## [A run of records]
........

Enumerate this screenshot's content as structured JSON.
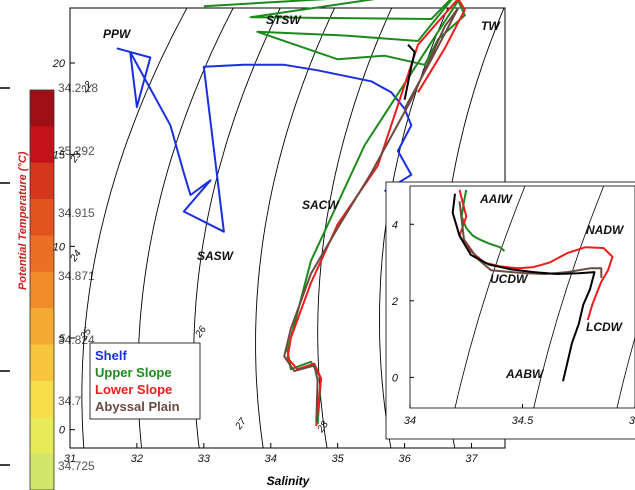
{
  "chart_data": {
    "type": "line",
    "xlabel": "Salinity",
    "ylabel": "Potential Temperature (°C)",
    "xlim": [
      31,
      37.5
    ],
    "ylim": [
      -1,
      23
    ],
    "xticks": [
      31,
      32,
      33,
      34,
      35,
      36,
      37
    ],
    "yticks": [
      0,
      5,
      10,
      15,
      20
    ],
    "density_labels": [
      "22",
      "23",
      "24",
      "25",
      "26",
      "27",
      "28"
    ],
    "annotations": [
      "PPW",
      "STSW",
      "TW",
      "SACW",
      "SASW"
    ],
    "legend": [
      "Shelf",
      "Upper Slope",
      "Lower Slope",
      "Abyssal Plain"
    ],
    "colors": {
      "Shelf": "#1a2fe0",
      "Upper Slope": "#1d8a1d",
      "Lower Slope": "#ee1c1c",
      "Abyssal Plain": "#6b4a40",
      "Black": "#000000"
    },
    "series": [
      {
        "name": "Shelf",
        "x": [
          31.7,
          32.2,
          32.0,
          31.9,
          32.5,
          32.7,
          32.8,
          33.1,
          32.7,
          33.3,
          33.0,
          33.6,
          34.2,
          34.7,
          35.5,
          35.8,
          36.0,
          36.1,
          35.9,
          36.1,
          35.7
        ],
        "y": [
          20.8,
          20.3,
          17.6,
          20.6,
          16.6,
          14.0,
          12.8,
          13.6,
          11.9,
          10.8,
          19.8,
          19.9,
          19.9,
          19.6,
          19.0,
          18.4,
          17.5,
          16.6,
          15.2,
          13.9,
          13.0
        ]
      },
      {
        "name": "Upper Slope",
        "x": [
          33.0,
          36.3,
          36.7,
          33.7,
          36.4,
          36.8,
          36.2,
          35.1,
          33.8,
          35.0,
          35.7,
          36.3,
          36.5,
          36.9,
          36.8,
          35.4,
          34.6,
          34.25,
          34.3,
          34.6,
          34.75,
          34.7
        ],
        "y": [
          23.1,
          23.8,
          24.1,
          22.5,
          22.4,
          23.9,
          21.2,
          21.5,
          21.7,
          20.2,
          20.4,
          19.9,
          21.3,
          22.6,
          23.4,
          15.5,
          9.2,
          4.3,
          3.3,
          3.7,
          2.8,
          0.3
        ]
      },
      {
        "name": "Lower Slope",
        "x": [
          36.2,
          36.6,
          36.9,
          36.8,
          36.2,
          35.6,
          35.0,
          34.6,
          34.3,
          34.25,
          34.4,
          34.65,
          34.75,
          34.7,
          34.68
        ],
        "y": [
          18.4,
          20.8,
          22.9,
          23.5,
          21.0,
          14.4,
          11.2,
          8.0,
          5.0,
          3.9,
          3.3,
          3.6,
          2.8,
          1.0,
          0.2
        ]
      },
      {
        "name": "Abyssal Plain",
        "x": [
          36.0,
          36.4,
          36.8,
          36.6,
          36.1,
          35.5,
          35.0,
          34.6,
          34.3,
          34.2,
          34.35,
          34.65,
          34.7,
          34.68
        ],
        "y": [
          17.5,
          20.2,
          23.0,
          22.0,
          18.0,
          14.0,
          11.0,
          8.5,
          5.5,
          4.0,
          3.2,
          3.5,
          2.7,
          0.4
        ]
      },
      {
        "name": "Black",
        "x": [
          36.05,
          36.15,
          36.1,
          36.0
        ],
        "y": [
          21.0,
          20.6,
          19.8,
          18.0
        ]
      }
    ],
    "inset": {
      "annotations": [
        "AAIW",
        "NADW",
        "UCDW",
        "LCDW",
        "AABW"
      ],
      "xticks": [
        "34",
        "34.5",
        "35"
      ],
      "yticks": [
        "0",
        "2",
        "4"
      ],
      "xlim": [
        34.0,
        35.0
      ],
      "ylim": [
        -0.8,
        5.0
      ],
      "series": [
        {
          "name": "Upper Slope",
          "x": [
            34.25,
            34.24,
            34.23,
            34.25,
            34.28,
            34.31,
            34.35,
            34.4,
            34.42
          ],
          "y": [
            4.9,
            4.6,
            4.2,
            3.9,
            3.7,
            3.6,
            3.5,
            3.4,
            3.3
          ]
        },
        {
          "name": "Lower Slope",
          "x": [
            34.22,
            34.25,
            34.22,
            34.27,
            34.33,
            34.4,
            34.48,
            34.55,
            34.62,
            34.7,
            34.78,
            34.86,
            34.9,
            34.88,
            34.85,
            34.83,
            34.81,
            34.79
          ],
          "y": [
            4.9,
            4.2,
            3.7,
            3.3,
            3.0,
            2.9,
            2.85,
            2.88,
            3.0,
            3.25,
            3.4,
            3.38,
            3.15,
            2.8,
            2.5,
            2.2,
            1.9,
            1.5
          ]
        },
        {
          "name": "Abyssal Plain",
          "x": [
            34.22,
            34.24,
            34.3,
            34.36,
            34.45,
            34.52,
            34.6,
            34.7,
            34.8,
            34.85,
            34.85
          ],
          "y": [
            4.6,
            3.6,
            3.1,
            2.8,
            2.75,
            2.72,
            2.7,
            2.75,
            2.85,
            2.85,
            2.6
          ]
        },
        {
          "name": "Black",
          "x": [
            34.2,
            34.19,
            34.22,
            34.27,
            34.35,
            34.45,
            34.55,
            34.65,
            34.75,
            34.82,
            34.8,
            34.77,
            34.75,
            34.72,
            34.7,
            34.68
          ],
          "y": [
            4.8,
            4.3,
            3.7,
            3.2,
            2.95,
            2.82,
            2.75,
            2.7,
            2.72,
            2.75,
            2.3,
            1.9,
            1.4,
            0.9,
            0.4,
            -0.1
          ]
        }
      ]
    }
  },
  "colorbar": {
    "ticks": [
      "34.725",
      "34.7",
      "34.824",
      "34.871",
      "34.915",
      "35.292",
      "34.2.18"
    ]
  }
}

........

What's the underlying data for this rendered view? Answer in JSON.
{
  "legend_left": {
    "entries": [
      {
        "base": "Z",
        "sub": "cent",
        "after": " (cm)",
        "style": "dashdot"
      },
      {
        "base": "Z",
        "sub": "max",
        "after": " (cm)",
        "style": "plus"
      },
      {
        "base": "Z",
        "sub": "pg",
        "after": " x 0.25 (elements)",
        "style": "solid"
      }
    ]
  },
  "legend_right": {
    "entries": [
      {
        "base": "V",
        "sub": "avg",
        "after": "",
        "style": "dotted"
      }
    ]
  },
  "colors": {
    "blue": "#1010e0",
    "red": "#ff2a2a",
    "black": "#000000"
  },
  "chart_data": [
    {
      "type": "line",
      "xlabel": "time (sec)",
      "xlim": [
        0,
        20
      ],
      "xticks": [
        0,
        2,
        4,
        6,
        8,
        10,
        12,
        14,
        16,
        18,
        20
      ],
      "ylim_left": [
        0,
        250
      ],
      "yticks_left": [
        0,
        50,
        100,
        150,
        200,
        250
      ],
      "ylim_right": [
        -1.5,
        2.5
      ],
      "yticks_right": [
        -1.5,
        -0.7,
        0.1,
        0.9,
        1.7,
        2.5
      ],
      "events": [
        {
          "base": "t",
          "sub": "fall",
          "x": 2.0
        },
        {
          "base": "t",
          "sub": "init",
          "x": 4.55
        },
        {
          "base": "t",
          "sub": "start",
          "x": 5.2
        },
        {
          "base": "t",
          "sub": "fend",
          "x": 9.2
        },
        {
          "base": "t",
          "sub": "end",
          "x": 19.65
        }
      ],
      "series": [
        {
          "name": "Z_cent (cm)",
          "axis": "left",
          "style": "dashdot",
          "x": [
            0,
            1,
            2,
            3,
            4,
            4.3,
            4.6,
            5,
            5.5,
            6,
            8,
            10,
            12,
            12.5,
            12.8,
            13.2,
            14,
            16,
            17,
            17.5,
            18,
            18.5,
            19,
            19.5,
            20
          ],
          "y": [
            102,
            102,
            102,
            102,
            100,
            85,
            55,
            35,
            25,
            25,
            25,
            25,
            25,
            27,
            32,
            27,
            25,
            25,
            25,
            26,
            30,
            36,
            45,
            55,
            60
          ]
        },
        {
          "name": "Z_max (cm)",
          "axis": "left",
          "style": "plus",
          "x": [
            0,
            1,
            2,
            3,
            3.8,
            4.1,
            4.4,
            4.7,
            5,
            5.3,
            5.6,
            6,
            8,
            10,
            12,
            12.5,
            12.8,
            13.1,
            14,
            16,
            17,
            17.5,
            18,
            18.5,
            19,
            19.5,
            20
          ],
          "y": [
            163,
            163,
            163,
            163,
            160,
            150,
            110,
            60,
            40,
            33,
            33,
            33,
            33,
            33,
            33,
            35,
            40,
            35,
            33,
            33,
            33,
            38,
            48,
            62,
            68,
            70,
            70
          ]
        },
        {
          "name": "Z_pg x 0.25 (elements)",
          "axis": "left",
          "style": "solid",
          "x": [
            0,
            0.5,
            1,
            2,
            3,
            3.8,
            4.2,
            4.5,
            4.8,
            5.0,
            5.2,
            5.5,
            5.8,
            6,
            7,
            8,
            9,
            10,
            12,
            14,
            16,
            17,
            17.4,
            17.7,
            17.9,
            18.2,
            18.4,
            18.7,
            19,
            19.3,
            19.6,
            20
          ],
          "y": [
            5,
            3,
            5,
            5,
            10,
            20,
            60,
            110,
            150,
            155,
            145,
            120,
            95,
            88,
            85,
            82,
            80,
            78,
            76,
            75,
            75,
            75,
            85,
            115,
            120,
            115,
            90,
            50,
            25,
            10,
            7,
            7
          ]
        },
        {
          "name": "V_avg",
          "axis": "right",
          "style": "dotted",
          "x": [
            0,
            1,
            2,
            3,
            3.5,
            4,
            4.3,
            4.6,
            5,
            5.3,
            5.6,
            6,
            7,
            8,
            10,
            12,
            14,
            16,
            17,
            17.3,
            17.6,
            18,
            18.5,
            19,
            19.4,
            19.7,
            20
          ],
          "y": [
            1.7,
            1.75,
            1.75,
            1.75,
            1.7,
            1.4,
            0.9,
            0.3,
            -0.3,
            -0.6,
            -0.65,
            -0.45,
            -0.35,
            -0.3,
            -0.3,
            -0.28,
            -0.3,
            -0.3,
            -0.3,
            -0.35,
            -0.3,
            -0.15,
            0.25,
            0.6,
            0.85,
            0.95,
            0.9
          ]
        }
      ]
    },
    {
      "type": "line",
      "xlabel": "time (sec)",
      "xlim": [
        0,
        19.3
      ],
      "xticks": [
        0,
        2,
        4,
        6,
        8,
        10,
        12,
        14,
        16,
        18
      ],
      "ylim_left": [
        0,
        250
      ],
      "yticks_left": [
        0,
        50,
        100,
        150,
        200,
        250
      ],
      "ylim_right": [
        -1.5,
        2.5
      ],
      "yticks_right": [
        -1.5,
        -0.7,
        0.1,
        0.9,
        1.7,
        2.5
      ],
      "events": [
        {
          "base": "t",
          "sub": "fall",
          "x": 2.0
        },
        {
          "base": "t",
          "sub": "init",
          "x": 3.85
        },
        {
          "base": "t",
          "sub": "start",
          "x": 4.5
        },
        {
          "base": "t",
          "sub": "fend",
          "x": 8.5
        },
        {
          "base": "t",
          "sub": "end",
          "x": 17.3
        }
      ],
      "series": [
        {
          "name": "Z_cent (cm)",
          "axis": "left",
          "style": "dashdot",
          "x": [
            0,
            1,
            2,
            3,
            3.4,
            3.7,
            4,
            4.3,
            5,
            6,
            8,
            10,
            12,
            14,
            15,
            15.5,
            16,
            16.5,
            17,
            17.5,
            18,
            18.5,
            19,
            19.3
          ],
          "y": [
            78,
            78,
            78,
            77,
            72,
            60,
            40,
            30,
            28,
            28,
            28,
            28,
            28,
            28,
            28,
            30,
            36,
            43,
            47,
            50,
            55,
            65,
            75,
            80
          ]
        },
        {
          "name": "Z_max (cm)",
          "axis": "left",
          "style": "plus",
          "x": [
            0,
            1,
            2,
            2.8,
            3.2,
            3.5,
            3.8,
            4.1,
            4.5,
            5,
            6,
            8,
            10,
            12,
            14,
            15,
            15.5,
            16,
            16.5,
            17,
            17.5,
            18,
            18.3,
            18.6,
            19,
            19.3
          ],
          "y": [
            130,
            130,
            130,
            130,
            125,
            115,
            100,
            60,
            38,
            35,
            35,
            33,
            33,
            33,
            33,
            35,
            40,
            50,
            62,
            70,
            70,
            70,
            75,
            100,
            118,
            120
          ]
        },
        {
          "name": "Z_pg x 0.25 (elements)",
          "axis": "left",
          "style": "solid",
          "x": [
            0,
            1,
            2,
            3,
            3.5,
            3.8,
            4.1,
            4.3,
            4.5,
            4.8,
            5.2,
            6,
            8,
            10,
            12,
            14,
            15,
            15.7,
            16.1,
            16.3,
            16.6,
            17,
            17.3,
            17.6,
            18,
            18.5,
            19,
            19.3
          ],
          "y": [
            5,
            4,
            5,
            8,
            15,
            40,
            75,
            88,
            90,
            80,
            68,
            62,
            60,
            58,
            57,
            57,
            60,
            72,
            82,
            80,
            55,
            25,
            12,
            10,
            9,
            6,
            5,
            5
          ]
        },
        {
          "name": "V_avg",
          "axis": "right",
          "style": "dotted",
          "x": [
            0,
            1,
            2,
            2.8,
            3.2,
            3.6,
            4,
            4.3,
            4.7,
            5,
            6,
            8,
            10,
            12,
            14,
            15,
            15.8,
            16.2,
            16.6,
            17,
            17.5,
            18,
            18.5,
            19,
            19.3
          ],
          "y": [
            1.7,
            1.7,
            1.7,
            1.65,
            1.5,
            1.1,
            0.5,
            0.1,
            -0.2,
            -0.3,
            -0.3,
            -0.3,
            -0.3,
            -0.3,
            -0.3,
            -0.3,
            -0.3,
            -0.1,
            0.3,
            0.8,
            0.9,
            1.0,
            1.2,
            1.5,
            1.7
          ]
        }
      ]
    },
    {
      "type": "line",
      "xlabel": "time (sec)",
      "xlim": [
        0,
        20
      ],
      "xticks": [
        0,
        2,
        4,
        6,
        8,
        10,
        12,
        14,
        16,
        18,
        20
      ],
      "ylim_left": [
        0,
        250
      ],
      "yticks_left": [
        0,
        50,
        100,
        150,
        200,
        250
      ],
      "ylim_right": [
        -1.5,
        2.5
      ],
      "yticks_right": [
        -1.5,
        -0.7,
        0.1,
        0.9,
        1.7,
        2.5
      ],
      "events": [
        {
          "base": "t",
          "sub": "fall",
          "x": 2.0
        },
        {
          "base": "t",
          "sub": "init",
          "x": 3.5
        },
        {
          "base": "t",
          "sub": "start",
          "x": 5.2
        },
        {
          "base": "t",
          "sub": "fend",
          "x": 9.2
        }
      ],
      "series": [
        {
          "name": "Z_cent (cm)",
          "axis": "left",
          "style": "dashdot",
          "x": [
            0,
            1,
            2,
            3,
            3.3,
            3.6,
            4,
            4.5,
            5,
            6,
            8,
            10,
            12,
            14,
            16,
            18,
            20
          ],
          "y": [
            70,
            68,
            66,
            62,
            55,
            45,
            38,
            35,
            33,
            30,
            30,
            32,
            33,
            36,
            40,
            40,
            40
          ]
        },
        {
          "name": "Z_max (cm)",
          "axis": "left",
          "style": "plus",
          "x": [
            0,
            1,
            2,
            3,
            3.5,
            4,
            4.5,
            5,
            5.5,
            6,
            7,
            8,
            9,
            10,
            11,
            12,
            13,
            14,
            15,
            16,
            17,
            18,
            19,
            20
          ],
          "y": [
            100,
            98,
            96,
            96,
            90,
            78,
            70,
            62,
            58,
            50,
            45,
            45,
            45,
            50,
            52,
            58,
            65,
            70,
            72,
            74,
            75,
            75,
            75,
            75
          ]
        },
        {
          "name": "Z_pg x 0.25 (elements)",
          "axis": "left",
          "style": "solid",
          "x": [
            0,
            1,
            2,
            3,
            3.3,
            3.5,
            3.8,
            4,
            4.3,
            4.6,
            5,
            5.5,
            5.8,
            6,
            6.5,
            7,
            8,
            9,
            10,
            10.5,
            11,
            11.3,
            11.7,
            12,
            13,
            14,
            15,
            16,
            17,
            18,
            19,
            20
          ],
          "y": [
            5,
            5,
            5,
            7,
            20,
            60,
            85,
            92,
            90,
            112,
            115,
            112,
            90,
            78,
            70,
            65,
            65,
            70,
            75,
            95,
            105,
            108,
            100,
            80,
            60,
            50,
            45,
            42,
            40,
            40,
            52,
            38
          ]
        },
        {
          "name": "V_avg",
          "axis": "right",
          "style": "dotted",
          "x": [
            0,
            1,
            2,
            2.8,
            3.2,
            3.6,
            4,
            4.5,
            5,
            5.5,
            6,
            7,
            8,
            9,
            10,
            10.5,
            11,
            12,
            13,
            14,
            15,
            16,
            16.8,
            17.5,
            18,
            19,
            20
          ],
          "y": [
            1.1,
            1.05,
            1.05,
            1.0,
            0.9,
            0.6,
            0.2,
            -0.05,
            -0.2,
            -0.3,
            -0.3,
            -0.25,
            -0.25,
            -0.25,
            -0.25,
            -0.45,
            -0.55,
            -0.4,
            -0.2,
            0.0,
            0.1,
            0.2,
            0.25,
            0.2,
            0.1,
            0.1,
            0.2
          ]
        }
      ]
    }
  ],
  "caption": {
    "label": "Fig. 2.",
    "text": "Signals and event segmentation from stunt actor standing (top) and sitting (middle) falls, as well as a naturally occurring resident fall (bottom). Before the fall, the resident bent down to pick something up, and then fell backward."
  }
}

........

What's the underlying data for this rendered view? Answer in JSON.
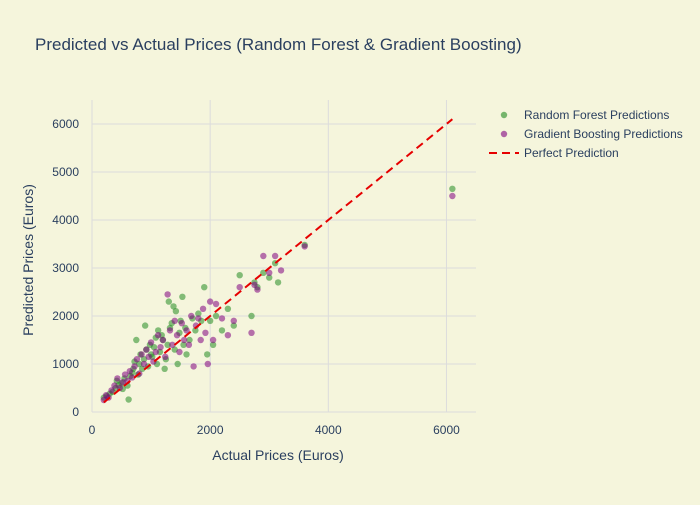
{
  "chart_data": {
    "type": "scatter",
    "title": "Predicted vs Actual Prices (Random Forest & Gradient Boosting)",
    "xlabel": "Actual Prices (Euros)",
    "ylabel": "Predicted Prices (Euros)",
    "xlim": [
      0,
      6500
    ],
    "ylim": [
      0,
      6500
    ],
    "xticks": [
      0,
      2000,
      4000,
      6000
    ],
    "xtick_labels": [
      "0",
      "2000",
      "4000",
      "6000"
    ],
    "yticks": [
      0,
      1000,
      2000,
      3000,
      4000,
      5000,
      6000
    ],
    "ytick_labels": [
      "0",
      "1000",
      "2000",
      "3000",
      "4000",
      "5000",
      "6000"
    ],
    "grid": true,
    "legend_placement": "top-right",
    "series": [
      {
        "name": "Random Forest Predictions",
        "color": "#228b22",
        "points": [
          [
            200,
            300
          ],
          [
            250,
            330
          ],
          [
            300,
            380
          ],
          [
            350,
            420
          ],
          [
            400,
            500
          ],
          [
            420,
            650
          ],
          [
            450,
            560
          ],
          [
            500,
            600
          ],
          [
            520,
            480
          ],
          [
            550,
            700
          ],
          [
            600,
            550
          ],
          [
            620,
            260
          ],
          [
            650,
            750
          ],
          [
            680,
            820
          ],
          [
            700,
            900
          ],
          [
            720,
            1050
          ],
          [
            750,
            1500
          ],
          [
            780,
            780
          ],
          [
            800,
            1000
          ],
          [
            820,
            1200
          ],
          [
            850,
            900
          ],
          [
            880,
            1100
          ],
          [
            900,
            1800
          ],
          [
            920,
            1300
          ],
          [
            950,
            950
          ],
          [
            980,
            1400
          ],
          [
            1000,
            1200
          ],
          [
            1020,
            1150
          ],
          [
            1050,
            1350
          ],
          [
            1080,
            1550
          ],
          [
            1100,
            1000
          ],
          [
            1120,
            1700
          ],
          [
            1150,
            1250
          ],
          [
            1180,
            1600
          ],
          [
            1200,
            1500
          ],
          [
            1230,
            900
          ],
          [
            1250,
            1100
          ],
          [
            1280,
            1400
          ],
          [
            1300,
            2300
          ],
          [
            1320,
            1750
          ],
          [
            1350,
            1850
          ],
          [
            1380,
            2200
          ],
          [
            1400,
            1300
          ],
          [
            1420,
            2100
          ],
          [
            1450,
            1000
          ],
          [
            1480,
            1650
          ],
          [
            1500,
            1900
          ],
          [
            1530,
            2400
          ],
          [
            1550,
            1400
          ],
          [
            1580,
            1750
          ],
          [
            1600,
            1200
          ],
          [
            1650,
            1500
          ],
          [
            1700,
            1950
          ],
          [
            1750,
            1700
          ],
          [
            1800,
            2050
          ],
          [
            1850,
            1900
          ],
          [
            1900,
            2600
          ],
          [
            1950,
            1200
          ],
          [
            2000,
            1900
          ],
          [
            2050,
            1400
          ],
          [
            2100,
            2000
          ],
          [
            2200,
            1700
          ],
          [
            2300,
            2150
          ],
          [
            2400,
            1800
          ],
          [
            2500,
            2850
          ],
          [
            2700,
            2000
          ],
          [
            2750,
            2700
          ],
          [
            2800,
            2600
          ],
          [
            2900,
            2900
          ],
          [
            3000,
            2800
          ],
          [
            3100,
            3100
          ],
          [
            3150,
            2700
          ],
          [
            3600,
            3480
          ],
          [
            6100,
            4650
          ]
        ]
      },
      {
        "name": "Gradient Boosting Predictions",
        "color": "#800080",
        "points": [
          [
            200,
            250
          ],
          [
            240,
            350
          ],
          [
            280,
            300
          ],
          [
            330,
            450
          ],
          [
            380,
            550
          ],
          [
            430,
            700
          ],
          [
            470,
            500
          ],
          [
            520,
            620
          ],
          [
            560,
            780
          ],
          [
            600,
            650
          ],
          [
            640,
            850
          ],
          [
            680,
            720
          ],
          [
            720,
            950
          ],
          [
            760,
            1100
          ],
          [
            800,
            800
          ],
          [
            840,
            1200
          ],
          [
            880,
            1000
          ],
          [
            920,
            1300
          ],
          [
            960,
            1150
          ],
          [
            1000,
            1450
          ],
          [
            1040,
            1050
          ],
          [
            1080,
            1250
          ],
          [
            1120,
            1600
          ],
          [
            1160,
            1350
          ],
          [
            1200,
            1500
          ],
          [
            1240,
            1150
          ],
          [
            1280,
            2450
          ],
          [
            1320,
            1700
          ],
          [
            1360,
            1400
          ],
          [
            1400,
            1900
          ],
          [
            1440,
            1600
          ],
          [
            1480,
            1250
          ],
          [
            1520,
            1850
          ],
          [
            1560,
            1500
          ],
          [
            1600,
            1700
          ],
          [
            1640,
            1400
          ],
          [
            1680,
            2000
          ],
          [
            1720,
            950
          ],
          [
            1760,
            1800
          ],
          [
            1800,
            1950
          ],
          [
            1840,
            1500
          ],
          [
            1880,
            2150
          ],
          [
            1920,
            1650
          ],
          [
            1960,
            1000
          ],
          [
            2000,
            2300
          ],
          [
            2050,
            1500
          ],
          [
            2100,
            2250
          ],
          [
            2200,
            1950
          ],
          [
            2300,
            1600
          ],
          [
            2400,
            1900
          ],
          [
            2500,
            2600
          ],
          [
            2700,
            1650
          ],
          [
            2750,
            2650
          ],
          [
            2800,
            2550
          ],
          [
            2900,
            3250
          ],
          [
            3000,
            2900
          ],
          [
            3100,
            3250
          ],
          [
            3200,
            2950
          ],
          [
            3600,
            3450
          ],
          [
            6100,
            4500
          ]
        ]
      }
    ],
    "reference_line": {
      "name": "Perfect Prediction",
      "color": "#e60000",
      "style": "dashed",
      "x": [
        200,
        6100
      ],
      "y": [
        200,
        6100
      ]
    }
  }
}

........

## [To be done]
Which lines include "Predictions"? Copy each of them out.

## [Solution]
        "name": "Random Forest Predictions",
        "name": "Gradient Boosting Predictions",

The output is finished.